* Begin *

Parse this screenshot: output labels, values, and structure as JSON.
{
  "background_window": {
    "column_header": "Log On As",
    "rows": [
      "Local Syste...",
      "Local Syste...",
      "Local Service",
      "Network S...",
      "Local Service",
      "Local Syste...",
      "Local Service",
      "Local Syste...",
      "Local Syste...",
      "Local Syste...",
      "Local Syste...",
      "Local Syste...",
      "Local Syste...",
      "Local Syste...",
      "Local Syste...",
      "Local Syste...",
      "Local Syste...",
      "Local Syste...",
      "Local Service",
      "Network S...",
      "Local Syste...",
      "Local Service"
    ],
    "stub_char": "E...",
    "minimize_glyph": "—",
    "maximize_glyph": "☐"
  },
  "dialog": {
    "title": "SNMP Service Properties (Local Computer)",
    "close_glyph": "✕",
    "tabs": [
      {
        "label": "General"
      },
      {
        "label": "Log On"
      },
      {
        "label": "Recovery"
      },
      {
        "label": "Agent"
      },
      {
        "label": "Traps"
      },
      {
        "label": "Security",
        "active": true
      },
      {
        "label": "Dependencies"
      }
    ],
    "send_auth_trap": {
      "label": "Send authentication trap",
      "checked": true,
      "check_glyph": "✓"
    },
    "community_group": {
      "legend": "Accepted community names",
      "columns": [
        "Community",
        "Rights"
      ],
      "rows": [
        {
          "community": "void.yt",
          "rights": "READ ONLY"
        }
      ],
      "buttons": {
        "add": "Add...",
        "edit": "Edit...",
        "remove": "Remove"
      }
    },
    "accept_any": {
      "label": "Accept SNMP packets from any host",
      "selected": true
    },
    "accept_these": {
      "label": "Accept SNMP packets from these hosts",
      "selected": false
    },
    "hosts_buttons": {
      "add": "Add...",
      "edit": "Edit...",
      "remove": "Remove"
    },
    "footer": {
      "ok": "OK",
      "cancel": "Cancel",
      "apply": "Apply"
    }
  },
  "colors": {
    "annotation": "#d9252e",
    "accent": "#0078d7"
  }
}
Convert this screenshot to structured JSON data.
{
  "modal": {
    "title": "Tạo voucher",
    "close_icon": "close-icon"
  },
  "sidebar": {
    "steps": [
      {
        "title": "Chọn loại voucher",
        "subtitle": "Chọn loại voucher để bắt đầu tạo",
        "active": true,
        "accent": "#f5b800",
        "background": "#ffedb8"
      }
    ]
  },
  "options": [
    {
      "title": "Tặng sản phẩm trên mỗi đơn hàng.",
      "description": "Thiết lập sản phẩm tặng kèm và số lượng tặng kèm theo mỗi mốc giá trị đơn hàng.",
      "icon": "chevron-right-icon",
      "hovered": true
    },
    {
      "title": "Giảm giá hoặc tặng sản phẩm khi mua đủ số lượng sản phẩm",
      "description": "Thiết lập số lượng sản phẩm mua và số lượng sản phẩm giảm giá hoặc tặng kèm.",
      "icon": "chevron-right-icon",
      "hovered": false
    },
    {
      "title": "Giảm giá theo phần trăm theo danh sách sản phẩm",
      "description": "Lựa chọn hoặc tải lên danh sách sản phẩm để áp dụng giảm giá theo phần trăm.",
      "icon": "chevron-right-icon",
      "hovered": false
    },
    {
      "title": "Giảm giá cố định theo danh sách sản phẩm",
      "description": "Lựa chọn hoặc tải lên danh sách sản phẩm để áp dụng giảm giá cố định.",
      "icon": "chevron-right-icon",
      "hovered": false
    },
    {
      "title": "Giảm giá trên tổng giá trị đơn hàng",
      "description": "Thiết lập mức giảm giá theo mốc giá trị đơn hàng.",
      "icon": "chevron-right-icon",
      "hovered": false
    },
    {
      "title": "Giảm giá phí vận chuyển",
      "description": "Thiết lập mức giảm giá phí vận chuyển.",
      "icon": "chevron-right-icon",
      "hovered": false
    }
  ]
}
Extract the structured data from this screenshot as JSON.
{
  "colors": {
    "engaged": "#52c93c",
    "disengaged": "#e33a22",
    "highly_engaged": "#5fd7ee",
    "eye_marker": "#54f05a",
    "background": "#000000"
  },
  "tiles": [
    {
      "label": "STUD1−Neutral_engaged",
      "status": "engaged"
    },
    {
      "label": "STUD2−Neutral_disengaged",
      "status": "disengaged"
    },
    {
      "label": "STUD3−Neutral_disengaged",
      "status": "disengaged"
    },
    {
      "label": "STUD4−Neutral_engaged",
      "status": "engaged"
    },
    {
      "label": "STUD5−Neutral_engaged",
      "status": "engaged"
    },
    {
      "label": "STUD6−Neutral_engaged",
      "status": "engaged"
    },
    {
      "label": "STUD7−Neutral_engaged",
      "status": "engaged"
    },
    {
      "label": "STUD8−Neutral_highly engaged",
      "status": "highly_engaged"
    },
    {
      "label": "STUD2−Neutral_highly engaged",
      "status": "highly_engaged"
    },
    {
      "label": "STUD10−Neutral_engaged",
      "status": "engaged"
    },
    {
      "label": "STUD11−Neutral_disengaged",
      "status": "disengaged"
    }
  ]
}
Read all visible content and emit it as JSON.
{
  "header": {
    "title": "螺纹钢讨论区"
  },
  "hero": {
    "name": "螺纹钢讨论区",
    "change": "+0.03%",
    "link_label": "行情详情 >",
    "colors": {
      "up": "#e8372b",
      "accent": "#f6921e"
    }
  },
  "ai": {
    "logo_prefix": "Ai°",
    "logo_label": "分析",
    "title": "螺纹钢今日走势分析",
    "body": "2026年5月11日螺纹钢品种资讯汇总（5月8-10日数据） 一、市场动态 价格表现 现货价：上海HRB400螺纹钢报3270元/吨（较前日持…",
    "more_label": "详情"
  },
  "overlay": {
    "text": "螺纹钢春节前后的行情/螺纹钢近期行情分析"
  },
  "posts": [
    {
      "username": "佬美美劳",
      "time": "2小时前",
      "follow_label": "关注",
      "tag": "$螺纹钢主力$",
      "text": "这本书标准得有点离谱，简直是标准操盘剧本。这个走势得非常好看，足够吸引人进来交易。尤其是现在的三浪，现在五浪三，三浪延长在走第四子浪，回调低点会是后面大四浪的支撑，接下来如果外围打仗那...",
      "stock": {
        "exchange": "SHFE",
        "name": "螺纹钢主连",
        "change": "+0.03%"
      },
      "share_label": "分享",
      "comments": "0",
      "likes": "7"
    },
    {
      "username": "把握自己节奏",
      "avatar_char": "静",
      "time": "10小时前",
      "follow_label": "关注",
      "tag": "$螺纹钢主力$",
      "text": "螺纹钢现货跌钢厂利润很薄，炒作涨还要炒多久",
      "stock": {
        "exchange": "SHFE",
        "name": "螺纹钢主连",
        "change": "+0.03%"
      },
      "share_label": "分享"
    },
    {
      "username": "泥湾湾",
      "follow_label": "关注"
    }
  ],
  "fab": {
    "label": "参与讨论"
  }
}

* End *

[Aim]
Read through the entries and copy each line in which "data" appears.

[Task result]
Convert this screenshot to structured JSON data.
Extract the structured data from this screenshot as JSON.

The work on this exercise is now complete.